(Figure record listings)
>>>
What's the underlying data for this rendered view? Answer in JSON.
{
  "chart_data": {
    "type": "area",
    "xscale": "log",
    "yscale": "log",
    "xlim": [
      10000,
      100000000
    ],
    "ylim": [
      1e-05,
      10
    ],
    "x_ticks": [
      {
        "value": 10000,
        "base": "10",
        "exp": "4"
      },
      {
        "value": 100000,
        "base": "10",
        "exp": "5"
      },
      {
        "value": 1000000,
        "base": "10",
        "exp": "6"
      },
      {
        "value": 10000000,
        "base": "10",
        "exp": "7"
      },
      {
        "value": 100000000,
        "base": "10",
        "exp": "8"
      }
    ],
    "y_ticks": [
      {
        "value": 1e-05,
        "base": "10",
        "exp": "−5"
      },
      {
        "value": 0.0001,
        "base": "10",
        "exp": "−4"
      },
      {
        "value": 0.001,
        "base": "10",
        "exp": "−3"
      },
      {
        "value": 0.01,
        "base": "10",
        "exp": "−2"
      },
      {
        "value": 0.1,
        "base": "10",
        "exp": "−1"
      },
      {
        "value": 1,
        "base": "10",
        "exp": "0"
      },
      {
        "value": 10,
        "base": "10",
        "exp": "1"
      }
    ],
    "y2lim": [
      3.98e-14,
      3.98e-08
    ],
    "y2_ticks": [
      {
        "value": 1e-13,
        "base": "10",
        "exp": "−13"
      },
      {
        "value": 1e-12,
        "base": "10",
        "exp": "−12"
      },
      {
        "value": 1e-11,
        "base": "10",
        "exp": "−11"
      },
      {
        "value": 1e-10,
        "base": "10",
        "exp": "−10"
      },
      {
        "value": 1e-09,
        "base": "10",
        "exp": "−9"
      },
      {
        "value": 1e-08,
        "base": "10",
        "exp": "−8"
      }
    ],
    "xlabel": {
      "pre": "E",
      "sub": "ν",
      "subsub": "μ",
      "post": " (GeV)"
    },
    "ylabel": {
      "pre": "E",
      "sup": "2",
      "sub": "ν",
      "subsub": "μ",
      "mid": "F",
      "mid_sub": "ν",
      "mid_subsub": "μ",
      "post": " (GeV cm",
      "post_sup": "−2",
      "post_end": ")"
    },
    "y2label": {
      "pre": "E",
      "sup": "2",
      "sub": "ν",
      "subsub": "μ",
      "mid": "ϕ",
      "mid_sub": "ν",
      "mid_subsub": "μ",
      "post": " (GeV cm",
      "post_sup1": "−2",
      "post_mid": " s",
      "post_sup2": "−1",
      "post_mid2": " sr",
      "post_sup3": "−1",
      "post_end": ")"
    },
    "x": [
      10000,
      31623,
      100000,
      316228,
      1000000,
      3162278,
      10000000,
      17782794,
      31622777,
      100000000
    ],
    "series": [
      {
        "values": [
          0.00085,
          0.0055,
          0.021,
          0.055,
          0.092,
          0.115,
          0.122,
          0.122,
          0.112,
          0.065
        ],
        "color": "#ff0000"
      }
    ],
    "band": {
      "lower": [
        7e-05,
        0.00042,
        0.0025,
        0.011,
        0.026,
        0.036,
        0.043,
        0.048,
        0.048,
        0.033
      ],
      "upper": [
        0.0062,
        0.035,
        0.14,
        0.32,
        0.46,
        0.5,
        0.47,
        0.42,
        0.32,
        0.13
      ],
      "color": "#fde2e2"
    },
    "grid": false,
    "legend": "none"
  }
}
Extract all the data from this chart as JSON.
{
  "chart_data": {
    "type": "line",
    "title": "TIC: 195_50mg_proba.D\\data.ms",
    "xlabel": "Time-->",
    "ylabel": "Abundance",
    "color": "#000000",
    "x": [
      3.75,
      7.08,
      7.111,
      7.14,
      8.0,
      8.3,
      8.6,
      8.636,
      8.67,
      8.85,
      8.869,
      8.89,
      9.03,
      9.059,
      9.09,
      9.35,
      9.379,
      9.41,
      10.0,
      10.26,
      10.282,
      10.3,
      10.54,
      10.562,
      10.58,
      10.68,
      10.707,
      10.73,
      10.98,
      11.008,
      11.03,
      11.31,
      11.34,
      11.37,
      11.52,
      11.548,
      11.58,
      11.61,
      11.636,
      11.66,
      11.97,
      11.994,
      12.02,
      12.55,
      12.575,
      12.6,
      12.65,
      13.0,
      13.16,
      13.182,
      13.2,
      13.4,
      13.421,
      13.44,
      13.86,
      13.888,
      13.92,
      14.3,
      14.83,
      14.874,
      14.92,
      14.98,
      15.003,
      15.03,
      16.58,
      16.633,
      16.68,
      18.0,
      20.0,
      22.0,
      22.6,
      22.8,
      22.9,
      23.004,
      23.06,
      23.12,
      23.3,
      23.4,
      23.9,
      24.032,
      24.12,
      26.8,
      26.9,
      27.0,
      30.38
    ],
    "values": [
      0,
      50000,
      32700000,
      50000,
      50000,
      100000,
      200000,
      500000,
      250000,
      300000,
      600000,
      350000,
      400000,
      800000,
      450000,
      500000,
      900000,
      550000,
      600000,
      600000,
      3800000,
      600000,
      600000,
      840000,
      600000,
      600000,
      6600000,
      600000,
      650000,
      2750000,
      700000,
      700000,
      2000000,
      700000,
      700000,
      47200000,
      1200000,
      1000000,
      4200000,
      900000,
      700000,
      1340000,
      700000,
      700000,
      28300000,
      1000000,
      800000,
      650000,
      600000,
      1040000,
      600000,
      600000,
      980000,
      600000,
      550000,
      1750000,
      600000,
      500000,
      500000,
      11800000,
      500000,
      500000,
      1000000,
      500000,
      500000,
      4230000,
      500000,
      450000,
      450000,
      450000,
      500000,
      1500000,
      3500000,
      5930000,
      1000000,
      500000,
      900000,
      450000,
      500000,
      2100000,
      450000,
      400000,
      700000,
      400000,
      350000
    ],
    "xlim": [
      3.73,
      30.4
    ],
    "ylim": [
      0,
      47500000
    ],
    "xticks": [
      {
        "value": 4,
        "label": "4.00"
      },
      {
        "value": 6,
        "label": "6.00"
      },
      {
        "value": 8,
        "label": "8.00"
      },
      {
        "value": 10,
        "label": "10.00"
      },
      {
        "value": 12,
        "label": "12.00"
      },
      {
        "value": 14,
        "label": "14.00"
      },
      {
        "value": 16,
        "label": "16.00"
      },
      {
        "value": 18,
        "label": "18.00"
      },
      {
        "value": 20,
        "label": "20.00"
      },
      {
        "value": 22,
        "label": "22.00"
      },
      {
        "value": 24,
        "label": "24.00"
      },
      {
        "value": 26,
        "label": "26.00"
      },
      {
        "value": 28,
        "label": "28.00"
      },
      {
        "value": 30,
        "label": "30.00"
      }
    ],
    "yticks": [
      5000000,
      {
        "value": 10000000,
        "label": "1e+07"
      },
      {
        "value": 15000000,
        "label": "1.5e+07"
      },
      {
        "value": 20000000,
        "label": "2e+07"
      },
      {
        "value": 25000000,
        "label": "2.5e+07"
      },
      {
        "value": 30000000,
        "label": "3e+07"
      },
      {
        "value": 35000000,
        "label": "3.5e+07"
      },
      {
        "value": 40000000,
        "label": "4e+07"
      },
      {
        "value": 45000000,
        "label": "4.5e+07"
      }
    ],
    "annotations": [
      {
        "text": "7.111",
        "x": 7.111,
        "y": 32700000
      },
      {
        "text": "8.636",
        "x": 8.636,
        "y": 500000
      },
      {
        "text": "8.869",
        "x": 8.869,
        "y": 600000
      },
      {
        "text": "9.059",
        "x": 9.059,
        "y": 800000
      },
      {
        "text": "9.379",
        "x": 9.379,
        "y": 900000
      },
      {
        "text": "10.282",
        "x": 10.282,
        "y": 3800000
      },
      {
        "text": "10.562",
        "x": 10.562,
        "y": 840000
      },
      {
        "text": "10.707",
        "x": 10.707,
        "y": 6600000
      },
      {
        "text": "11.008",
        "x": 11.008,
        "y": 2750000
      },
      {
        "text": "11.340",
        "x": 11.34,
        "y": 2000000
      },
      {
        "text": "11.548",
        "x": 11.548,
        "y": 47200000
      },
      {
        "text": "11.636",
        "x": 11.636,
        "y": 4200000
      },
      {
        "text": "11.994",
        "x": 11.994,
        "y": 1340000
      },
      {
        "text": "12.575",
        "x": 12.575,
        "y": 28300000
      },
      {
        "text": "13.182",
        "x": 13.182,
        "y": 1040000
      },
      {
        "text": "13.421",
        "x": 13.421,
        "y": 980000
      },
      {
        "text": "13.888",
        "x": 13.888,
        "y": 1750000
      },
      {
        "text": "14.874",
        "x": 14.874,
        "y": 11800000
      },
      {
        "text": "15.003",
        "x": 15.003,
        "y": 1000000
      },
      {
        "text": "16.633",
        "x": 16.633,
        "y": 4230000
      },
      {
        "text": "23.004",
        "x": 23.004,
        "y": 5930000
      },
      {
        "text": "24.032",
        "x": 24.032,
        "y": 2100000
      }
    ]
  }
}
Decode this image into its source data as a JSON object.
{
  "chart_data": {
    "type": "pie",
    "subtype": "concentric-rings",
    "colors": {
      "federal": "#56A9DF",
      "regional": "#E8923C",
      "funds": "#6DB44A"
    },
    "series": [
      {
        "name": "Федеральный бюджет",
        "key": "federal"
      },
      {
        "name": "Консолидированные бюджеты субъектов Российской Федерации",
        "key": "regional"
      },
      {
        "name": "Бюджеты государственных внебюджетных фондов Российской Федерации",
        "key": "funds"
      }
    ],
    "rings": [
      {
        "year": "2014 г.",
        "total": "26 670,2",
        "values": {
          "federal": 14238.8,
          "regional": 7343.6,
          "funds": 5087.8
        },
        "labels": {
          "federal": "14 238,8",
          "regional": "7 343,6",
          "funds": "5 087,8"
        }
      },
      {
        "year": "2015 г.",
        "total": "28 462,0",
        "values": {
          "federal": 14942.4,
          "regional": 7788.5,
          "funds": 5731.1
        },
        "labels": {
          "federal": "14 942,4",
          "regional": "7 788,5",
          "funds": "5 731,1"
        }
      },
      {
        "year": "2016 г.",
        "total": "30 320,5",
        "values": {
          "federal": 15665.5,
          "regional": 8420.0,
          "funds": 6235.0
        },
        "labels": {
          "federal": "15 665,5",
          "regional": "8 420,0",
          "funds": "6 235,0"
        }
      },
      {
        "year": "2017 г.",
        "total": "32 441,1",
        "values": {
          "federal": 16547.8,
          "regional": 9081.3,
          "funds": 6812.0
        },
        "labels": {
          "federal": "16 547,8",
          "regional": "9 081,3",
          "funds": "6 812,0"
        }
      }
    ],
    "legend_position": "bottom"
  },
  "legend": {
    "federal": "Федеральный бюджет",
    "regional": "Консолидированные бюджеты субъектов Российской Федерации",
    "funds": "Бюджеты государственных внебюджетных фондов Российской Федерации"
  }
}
<<<
From the data above, show each line that contains "Федеральный".

        "name": "Федеральный бюджет",
    "federal": "Федеральный бюджет",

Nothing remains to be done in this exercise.